What to do:
Pull out every line containing the string "this".

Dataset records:
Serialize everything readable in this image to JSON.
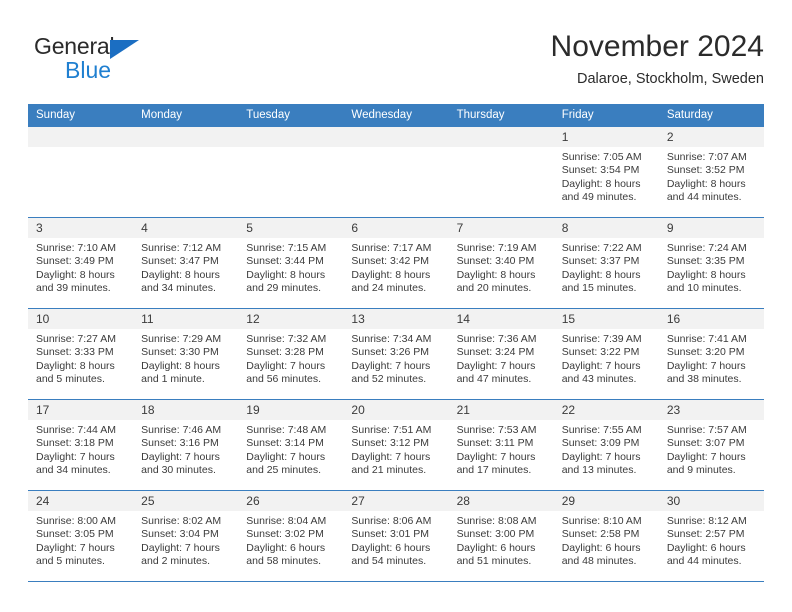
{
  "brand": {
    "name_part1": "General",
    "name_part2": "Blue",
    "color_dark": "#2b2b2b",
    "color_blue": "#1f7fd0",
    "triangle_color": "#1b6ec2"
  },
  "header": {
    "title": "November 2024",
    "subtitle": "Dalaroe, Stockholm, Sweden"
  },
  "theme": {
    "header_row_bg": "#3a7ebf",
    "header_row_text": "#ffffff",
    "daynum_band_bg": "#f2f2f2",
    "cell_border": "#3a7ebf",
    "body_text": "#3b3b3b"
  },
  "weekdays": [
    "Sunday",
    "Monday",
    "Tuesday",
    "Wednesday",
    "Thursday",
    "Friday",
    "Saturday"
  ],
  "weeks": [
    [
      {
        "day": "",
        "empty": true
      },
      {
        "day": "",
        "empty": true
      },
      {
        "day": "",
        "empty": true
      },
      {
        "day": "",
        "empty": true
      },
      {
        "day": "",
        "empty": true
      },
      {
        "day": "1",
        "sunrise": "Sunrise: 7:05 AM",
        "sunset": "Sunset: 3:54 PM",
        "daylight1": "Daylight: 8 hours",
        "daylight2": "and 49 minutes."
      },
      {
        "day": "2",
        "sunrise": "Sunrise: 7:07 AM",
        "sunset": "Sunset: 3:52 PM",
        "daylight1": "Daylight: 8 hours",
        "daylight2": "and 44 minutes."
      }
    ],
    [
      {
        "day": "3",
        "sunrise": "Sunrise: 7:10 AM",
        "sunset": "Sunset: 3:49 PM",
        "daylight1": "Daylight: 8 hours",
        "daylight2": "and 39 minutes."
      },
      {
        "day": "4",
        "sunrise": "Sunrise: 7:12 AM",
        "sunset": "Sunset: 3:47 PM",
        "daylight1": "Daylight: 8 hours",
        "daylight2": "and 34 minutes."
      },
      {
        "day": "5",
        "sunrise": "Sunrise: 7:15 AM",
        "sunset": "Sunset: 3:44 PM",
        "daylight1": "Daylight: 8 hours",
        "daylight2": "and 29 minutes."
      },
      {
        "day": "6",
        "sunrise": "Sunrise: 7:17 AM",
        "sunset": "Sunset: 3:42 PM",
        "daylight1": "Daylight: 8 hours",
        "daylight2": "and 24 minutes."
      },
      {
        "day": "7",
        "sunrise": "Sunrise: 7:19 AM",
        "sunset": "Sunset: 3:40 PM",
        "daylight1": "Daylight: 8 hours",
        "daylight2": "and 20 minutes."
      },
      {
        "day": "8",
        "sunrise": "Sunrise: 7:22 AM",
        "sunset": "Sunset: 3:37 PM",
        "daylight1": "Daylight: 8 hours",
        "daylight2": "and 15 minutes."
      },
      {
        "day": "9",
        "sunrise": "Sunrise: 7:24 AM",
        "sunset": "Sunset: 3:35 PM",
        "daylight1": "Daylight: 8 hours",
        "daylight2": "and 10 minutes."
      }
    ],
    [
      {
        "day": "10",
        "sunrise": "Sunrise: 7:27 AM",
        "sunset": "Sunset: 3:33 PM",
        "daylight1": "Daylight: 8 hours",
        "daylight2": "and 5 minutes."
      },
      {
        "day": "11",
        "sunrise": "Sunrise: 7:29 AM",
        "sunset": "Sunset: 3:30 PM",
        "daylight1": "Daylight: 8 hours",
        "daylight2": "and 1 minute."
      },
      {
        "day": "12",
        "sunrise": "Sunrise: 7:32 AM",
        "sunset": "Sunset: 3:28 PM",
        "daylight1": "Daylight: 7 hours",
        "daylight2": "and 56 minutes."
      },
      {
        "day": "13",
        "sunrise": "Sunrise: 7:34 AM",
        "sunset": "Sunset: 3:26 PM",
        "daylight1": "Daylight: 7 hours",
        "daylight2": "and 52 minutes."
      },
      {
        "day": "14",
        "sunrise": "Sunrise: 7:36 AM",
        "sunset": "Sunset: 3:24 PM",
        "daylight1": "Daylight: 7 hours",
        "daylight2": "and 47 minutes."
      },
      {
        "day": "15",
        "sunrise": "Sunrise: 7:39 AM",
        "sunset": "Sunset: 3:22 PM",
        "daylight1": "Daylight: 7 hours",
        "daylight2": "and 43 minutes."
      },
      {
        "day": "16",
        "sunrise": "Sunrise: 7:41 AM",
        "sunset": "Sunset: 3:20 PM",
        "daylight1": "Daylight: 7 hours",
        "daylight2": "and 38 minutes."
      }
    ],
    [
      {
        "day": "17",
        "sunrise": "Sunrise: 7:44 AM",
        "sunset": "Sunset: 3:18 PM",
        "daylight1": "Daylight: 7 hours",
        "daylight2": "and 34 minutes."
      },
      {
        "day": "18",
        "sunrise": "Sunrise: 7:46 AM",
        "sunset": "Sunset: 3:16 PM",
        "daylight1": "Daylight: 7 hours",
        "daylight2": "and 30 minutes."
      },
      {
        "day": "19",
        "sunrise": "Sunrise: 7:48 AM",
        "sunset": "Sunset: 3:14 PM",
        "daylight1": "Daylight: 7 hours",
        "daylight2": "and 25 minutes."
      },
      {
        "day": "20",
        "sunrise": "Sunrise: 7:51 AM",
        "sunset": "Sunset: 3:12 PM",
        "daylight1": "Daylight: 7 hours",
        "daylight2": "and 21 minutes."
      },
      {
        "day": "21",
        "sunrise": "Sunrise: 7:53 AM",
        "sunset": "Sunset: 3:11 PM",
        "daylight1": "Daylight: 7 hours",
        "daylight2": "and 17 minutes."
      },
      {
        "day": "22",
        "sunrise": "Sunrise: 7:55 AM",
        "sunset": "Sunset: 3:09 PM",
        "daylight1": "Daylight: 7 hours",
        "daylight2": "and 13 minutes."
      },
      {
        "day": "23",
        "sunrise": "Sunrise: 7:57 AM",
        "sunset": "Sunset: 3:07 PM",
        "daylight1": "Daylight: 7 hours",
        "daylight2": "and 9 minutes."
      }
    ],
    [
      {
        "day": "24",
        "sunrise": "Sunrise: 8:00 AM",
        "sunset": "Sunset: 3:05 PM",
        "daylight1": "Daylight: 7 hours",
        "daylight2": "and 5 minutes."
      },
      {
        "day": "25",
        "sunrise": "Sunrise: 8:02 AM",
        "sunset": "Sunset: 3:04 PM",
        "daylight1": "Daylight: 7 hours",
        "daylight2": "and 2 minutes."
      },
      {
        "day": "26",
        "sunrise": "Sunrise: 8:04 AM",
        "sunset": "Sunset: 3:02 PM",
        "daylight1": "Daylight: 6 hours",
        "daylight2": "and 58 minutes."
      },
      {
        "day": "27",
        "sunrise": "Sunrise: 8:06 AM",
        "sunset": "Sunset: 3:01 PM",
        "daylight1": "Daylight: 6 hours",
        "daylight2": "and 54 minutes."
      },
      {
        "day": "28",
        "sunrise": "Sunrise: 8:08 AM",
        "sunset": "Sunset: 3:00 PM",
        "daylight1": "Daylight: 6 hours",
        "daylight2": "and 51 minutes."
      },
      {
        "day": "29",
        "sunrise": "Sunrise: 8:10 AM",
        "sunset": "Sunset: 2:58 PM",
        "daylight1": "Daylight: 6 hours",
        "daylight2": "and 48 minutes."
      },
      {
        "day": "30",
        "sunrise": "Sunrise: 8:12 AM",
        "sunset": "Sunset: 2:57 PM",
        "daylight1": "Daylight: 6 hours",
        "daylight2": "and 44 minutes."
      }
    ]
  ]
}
* * *
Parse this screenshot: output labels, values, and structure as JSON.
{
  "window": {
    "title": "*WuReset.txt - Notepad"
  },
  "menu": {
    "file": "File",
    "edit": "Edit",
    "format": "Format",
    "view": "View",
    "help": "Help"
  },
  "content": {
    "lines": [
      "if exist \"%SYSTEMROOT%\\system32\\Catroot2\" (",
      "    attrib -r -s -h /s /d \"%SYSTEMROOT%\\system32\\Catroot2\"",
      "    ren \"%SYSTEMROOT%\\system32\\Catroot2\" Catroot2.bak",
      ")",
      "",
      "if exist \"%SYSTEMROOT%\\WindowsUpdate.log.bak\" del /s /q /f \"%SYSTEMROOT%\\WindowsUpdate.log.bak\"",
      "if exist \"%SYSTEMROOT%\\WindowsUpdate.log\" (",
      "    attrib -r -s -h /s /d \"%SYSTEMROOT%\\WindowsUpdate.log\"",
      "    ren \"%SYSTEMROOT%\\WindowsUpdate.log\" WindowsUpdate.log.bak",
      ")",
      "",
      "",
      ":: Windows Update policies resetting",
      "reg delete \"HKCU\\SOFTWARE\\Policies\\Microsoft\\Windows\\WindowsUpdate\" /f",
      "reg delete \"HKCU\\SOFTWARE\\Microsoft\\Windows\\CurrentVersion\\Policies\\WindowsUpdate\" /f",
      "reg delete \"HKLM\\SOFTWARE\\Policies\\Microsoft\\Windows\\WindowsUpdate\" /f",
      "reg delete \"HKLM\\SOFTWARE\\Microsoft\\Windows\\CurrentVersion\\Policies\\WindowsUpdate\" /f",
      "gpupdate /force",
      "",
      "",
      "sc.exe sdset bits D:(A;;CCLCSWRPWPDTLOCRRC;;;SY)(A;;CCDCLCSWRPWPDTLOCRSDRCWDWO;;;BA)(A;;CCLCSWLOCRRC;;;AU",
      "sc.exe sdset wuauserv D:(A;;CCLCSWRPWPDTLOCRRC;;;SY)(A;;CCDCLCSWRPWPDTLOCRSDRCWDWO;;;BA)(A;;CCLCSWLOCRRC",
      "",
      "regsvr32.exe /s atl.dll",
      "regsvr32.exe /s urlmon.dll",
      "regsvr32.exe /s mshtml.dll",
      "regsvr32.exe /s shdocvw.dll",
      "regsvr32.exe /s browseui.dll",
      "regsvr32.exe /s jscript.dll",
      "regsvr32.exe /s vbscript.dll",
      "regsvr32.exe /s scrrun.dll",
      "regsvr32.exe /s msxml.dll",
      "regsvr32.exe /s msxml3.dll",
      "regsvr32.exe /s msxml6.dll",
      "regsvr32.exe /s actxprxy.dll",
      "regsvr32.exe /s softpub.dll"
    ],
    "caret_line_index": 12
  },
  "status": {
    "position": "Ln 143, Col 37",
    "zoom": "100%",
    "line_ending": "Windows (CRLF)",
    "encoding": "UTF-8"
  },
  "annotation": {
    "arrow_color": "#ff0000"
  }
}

Final result:
Serialize everything readable in this image to JSON.
Parse this screenshot: output labels, values, and structure as JSON.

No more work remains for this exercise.